**MATERIAL FOR THIS TASK**
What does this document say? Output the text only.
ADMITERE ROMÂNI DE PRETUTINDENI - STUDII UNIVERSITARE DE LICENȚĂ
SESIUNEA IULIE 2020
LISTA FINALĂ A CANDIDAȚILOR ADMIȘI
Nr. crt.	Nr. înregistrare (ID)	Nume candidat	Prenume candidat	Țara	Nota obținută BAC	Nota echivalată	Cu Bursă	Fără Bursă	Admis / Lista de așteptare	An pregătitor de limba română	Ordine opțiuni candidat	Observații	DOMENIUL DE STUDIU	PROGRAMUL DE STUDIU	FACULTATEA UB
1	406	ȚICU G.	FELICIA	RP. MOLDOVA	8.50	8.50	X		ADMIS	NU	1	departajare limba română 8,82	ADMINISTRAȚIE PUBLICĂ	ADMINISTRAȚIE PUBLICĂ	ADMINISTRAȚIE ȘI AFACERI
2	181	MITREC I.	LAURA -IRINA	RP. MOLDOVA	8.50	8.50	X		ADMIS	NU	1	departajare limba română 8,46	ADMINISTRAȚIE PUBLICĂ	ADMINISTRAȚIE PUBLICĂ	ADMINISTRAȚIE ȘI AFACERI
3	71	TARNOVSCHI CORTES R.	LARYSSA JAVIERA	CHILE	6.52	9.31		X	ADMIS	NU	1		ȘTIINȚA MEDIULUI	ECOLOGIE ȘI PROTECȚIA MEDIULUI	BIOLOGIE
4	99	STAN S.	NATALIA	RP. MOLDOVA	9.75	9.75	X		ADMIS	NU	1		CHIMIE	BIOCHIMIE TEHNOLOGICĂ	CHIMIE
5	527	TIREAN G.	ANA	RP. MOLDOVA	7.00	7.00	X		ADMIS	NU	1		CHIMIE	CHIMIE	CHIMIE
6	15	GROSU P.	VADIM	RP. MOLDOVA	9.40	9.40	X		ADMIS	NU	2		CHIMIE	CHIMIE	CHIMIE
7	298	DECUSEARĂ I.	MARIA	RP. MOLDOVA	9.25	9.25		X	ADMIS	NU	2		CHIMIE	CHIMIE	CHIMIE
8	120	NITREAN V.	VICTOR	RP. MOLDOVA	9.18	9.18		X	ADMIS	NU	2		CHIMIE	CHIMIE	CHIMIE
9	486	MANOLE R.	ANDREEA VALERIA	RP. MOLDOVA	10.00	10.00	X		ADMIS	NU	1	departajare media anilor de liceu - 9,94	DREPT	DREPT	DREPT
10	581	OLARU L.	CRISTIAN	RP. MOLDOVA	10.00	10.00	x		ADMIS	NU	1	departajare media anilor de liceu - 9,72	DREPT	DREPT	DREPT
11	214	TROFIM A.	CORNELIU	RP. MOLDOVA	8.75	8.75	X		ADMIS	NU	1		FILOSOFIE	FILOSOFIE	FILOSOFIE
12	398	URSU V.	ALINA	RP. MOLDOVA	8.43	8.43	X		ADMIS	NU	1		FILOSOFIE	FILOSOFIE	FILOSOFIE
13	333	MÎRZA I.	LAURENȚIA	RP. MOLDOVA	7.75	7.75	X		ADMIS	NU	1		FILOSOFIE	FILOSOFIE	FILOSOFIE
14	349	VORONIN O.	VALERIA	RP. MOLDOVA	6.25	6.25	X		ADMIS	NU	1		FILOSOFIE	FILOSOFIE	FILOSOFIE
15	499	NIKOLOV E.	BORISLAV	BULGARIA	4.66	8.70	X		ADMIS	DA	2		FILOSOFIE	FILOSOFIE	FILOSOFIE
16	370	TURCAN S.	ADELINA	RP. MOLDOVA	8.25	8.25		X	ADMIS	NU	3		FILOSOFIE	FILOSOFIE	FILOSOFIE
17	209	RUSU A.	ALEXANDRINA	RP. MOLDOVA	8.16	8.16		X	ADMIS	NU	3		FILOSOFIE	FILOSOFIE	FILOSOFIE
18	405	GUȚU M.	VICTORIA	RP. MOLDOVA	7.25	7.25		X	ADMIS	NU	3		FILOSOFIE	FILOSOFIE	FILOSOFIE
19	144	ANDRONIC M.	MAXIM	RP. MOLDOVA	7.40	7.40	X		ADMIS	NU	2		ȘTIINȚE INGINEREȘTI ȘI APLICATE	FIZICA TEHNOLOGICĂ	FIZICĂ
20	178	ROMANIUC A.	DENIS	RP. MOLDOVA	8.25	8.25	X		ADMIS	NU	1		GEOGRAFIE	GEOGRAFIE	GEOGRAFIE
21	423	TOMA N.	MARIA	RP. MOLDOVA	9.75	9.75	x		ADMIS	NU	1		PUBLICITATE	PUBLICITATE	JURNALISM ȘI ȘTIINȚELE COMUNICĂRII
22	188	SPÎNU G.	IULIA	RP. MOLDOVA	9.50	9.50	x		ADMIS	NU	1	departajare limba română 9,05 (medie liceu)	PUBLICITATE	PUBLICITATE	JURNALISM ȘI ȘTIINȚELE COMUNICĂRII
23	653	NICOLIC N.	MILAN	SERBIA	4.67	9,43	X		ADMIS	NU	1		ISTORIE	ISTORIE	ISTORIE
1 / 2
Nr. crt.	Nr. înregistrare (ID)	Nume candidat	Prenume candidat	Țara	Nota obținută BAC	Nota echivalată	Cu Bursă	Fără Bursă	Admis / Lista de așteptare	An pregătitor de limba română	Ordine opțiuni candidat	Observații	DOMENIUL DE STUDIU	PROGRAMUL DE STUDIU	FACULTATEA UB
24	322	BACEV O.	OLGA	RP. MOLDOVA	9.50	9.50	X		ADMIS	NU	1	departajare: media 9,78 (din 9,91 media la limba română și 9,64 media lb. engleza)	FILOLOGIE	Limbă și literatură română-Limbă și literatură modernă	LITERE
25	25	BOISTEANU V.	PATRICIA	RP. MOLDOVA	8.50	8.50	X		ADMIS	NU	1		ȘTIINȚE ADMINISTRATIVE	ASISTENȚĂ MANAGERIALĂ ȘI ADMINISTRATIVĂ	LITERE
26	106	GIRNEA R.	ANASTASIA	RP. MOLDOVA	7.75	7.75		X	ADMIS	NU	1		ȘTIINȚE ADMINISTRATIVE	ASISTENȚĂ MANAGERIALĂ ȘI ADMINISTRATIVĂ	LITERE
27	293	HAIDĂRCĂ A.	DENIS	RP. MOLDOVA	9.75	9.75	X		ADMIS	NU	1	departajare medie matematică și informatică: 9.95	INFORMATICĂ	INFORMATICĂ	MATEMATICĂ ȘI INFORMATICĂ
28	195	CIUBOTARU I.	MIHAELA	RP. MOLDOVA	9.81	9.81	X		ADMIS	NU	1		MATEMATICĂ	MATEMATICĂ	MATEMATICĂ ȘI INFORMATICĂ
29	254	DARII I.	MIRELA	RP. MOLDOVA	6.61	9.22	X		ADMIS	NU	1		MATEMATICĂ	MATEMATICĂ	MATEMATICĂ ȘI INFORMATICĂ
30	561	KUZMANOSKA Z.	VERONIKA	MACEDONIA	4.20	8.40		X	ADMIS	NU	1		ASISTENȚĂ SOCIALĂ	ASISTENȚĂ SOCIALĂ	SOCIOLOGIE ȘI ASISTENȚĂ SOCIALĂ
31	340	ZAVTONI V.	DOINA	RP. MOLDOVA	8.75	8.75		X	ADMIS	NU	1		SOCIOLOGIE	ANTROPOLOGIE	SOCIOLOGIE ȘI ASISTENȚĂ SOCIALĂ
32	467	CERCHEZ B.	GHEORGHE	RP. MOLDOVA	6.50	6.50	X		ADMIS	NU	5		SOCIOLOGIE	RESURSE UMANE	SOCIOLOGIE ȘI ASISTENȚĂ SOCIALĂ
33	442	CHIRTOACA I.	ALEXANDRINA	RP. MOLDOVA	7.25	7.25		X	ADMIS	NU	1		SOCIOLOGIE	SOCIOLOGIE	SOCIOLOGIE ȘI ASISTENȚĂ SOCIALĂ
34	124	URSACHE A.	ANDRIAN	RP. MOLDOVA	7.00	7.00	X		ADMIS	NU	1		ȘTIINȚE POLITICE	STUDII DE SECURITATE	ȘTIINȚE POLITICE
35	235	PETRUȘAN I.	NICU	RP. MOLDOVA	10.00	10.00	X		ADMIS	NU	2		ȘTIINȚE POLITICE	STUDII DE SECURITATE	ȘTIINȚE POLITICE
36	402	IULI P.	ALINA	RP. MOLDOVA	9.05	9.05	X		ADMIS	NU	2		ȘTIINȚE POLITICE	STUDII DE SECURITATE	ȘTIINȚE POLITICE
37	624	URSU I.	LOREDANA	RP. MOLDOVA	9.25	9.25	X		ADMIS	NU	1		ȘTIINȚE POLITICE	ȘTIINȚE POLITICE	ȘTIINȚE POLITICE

**EXERCISE DIRECTIONS**
Find the lines containing "liceu" and list every one of them.

**WRITTEN ANSWER**
9	486	MANOLE R.	ANDREEA VALERIA	RP. MOLDOVA	10.00	10.00	X		ADMIS	NU	1	departajare media anilor de liceu - 9,94	DREPT	DREPT	DREPT
10	581	OLARU L.	CRISTIAN	RP. MOLDOVA	10.00	10.00	x		ADMIS	NU	1	departajare media anilor de liceu - 9,72	DREPT	DREPT	DREPT
22	188	SPÎNU G.	IULIA	RP. MOLDOVA	9.50	9.50	x		ADMIS	NU	1	departajare limba română 9,05 (medie liceu)	PUBLICITATE	PUBLICITATE	JURNALISM ȘI ȘTIINȚELE COMUNICĂRII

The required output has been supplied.